-- START --
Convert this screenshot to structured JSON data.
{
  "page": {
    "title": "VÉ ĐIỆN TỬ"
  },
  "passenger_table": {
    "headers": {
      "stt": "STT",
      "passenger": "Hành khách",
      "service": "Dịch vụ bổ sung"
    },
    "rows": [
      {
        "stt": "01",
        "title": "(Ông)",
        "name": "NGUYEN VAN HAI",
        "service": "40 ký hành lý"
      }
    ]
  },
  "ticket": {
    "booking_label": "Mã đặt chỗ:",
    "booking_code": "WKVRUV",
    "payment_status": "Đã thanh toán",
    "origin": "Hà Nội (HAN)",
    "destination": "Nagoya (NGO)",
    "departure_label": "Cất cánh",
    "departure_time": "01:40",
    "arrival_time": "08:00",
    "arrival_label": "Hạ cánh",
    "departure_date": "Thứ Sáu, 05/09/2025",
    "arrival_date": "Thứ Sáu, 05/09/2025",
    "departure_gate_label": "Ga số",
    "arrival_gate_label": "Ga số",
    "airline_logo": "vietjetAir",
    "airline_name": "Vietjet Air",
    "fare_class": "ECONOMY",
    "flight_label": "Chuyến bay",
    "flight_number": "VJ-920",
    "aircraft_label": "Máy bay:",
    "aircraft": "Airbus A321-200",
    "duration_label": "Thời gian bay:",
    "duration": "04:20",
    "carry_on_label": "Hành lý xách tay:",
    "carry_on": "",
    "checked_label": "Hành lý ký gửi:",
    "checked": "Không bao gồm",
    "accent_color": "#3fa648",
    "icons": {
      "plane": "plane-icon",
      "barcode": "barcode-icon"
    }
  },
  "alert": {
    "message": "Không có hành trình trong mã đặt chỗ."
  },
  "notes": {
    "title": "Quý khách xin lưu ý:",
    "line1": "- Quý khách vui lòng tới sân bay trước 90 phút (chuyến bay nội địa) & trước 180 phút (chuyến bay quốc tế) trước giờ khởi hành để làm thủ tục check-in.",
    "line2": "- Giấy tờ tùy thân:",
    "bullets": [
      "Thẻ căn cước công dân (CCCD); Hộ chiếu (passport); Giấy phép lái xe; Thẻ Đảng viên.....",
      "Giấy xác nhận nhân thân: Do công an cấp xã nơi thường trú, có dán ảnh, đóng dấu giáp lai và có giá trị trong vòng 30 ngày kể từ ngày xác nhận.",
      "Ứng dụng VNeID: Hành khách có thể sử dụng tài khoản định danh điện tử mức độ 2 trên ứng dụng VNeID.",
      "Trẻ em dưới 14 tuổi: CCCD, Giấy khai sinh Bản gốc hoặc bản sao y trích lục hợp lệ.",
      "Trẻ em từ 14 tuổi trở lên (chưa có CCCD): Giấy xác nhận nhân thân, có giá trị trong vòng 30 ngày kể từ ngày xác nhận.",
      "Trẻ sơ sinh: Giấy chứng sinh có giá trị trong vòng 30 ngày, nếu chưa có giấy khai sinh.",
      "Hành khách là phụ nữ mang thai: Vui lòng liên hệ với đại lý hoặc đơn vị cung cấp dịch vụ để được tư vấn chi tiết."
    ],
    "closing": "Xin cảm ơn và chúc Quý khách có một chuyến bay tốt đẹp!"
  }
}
-- END --
Instruction: Restate each record word for word.

Result of the task:
Convert this screenshot to structured JSON data.
{
  "page": {
    "title": "VÉ ĐIỆN TỬ"
  },
  "passenger_table": {
    "headers": {
      "stt": "STT",
      "passenger": "Hành khách",
      "service": "Dịch vụ bổ sung"
    },
    "rows": [
      {
        "stt": "01",
        "title": "(Ông)",
        "name": "NGUYEN VAN HAI",
        "service": "40 ký hành lý"
      }
    ]
  },
  "ticket": {
    "booking_label": "Mã đặt chỗ:",
    "booking_code": "WKVRUV",
    "payment_status": "Đã thanh toán",
    "origin": "Hà Nội (HAN)",
    "destination": "Nagoya (NGO)",
    "departure_label": "Cất cánh",
    "departure_time": "01:40",
    "arrival_time": "08:00",
    "arrival_label": "Hạ cánh",
    "departure_date": "Thứ Sáu, 05/09/2025",
    "arrival_date": "Thứ Sáu, 05/09/2025",
    "departure_gate_label": "Ga số",
    "arrival_gate_label": "Ga số",
    "airline_logo": "vietjetAir",
    "airline_name": "Vietjet Air",
    "fare_class": "ECONOMY",
    "flight_label": "Chuyến bay",
    "flight_number": "VJ-920",
    "aircraft_label": "Máy bay:",
    "aircraft": "Airbus A321-200",
    "duration_label": "Thời gian bay:",
    "duration": "04:20",
    "carry_on_label": "Hành lý xách tay:",
    "carry_on": "",
    "checked_label": "Hành lý ký gửi:",
    "checked": "Không bao gồm",
    "accent_color": "#3fa648",
    "icons": {
      "plane": "plane-icon",
      "barcode": "barcode-icon"
    }
  },
  "alert": {
    "message": "Không có hành trình trong mã đặt chỗ."
  },
  "notes": {
    "title": "Quý khách xin lưu ý:",
    "line1": "- Quý khách vui lòng tới sân bay trước 90 phút (chuyến bay nội địa) & trước 180 phút (chuyến bay quốc tế) trước giờ khởi hành để làm thủ tục check-in.",
    "line2": "- Giấy tờ tùy thân:",
    "bullets": [
      "Thẻ căn cước công dân (CCCD); Hộ chiếu (passport); Giấy phép lái xe; Thẻ Đảng viên.....",
      "Giấy xác nhận nhân thân: Do công an cấp xã nơi thường trú, có dán ảnh, đóng dấu giáp lai và có giá trị trong vòng 30 ngày kể từ ngày xác nhận.",
      "Ứng dụng VNeID: Hành khách có thể sử dụng tài khoản định danh điện tử mức độ 2 trên ứng dụng VNeID.",
      "Trẻ em dưới 14 tuổi: CCCD, Giấy khai sinh Bản gốc hoặc bản sao y trích lục hợp lệ.",
      "Trẻ em từ 14 tuổi trở lên (chưa có CCCD): Giấy xác nhận nhân thân, có giá trị trong vòng 30 ngày kể từ ngày xác nhận.",
      "Trẻ sơ sinh: Giấy chứng sinh có giá trị trong vòng 30 ngày, nếu chưa có giấy khai sinh.",
      "Hành khách là phụ nữ mang thai: Vui lòng liên hệ với đại lý hoặc đơn vị cung cấp dịch vụ để được tư vấn chi tiết."
    ],
    "closing": "Xin cảm ơn và chúc Quý khách có một chuyến bay tốt đẹp!"
  }
}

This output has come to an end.